-- start of Information shown --
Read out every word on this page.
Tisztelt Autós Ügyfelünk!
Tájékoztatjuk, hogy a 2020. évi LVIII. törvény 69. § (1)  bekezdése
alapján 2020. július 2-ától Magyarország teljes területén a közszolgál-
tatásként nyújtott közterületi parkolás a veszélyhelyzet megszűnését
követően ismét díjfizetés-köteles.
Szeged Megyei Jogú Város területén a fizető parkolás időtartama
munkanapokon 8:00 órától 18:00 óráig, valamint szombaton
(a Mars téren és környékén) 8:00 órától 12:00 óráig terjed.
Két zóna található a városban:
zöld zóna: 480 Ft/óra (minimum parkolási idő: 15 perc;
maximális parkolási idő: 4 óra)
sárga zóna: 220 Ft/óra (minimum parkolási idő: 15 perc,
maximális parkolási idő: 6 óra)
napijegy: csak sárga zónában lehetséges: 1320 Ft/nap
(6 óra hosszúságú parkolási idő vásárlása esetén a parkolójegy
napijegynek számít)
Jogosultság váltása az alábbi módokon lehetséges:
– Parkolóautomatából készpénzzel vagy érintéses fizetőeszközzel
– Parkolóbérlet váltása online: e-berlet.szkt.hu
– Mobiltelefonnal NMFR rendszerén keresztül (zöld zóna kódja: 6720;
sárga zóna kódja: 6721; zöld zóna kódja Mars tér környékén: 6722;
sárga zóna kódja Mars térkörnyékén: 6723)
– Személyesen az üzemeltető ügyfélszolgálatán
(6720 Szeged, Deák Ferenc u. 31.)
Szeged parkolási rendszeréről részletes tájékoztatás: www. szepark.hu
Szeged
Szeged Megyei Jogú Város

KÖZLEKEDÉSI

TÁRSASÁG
-- end of Information shown --
-- start of Information shown --
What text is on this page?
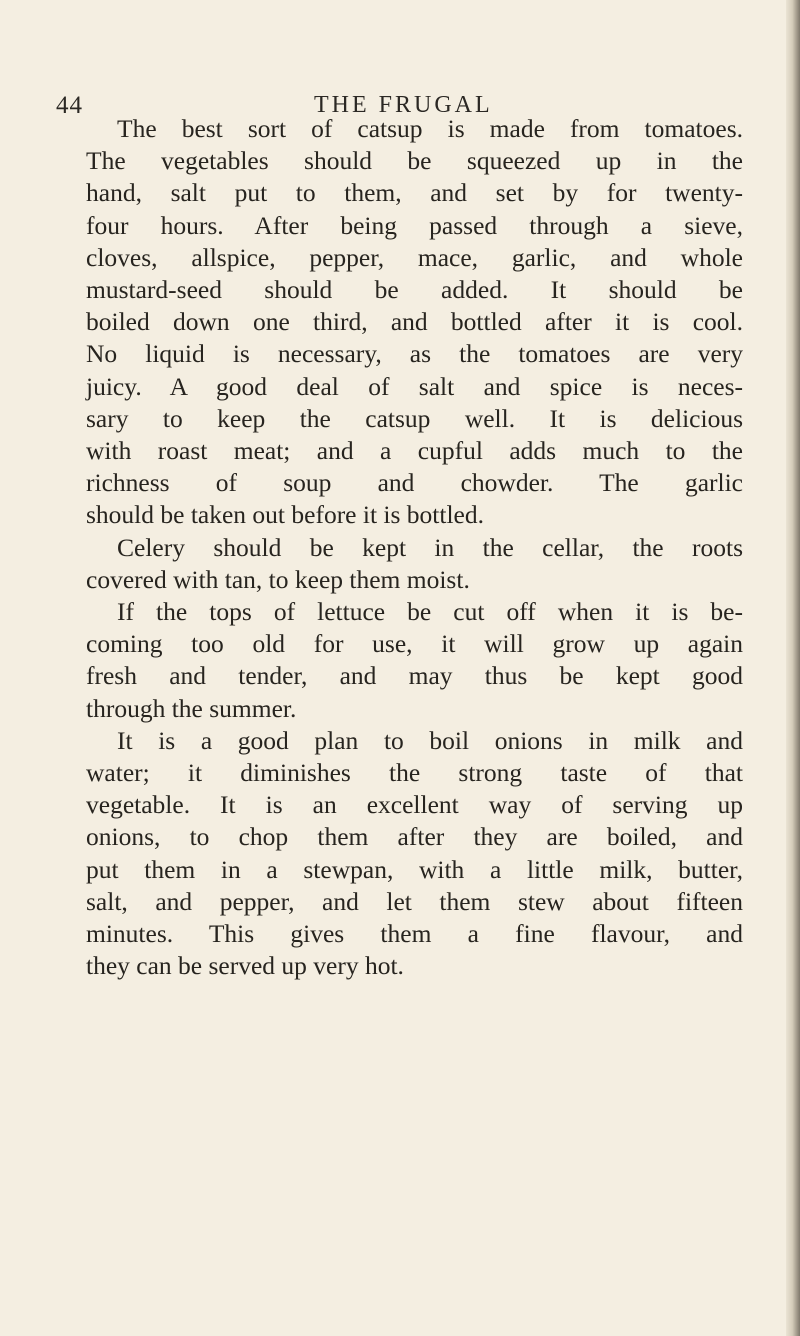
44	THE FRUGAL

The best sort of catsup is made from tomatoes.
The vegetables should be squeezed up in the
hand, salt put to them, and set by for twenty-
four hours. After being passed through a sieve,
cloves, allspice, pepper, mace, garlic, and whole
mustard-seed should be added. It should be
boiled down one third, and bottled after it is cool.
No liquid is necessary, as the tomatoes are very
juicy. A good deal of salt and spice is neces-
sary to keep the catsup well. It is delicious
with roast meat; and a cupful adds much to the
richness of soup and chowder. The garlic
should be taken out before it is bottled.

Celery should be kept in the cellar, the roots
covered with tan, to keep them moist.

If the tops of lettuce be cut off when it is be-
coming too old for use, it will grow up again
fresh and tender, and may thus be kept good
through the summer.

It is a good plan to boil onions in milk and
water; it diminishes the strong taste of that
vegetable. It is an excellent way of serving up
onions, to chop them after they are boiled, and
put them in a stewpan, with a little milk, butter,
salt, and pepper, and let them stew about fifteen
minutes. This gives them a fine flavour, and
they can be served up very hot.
-- end of Information shown --
-- start of Information shown --
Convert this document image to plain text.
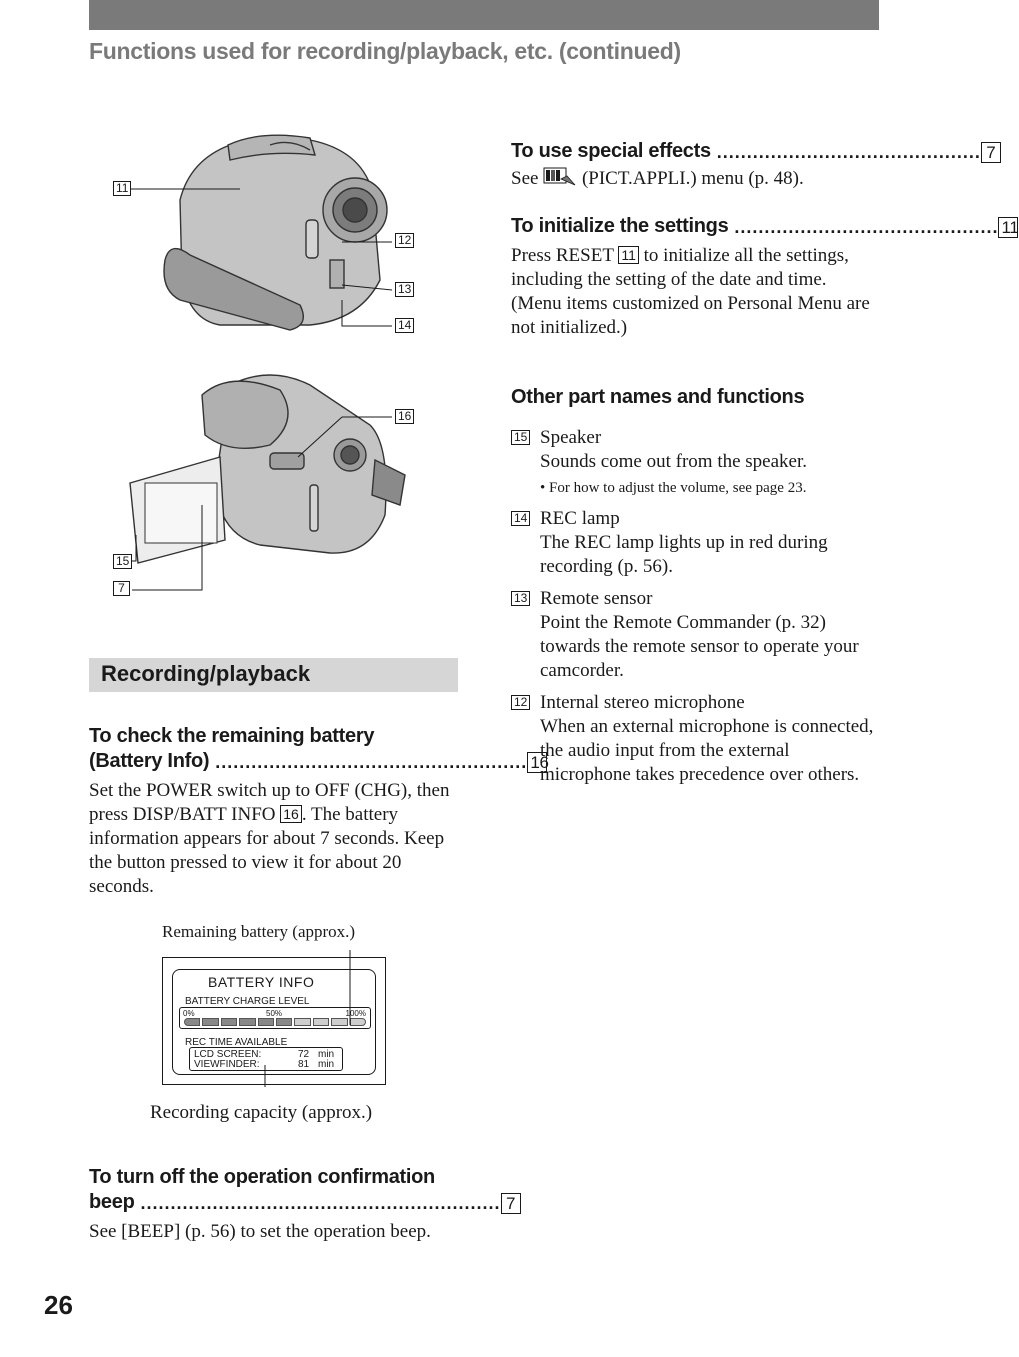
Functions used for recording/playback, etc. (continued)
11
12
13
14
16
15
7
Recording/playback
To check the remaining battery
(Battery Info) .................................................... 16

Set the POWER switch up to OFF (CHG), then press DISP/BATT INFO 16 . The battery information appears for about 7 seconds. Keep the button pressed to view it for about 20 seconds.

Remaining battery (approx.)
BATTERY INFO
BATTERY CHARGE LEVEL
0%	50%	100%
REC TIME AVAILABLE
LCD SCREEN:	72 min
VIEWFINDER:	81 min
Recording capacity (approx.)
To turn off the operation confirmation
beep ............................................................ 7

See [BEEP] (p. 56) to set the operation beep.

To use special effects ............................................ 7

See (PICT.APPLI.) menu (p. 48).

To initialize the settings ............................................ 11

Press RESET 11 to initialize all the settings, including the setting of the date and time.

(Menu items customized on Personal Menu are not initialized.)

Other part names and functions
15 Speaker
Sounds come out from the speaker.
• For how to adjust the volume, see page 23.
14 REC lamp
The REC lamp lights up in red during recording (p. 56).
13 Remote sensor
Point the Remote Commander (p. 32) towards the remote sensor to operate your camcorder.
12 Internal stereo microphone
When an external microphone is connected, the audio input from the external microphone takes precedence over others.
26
-- end of Information shown --
Instruction:
Review the material and copy each line in which the word "váltása" appears.

Reply:
Jogosultság váltása az alábbi módokon lehetséges:
– Parkolóbérlet váltása online: e-berlet.szkt.hu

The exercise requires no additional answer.